[ENTRIES SHOWN]
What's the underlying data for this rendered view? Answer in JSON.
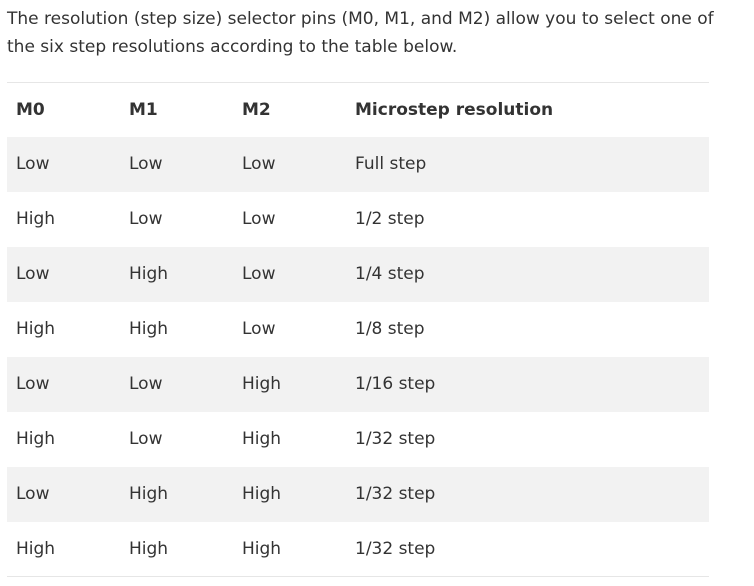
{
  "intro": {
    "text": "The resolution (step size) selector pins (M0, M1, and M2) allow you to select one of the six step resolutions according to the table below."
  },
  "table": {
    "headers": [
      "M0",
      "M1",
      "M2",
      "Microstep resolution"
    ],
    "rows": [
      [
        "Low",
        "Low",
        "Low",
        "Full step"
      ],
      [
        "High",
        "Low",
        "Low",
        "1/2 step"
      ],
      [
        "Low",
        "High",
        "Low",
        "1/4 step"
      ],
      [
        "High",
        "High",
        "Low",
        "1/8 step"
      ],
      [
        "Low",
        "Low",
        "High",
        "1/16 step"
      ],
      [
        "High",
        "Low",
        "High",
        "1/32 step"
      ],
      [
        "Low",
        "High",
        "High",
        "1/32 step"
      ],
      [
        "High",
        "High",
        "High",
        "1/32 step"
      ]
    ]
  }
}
--
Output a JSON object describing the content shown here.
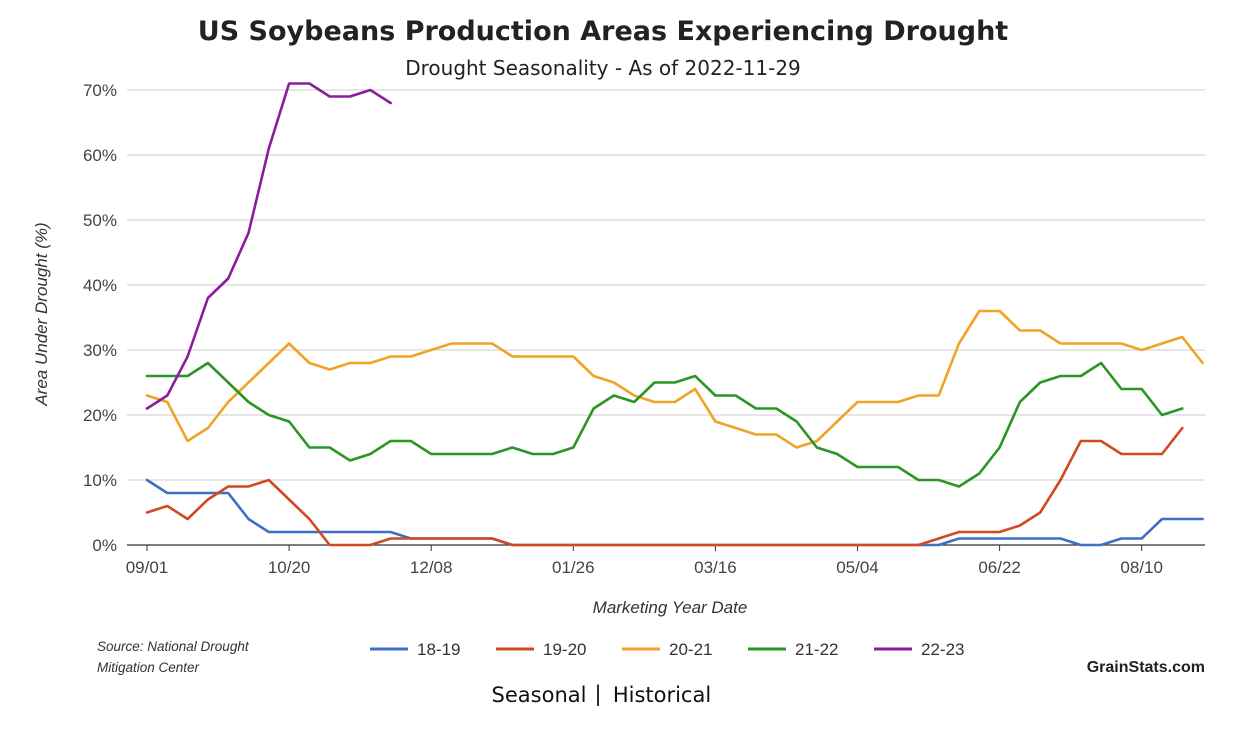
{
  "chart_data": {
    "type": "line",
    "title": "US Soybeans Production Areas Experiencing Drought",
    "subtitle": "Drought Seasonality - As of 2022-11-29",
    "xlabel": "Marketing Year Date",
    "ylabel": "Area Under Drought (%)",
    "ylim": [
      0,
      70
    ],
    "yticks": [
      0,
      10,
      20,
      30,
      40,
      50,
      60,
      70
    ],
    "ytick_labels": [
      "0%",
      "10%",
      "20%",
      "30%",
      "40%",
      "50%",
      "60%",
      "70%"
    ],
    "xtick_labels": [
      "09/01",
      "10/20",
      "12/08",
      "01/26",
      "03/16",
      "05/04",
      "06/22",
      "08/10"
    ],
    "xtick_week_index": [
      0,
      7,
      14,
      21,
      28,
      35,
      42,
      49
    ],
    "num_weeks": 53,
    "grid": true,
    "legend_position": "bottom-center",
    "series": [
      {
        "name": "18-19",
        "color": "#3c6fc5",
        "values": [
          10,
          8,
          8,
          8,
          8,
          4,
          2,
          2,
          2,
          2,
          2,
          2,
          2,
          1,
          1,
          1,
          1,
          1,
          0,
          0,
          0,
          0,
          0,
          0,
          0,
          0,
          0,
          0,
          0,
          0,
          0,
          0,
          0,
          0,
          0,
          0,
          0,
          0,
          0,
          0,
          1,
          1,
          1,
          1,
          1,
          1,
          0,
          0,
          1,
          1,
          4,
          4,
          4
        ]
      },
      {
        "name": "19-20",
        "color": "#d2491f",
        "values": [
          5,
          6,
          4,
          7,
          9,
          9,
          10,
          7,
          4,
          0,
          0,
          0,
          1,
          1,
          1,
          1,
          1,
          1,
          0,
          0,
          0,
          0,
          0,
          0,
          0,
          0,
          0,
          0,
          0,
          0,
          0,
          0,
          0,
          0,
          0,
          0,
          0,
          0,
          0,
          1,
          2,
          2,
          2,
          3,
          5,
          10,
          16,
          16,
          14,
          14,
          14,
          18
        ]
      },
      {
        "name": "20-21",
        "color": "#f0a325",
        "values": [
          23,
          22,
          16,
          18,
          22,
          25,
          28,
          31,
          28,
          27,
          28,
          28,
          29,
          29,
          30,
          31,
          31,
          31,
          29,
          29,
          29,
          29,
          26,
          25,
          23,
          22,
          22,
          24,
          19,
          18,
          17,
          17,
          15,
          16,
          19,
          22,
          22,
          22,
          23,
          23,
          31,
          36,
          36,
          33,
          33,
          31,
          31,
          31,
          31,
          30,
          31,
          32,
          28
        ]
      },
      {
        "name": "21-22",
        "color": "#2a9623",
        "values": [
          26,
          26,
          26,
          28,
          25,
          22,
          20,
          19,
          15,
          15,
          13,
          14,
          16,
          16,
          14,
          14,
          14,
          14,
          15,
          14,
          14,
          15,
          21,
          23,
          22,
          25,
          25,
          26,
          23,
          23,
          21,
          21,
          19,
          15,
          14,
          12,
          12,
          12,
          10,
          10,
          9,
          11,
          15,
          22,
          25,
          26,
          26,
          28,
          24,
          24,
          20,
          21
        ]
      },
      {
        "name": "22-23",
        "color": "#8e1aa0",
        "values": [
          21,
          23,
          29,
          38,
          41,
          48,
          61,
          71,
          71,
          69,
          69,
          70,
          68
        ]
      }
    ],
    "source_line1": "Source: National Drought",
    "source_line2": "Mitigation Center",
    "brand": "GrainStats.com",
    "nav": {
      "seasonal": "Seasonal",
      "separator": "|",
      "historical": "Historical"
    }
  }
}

[REQUIRED TASK]
Which lines include the word "resolution"? Copy every one of them.

[EXERCISE OUTPUT]
    "text": "The resolution (step size) selector pins (M0, M1, and M2) allow you to select one of the six step resolutions according to the table below."
      "Microstep resolution"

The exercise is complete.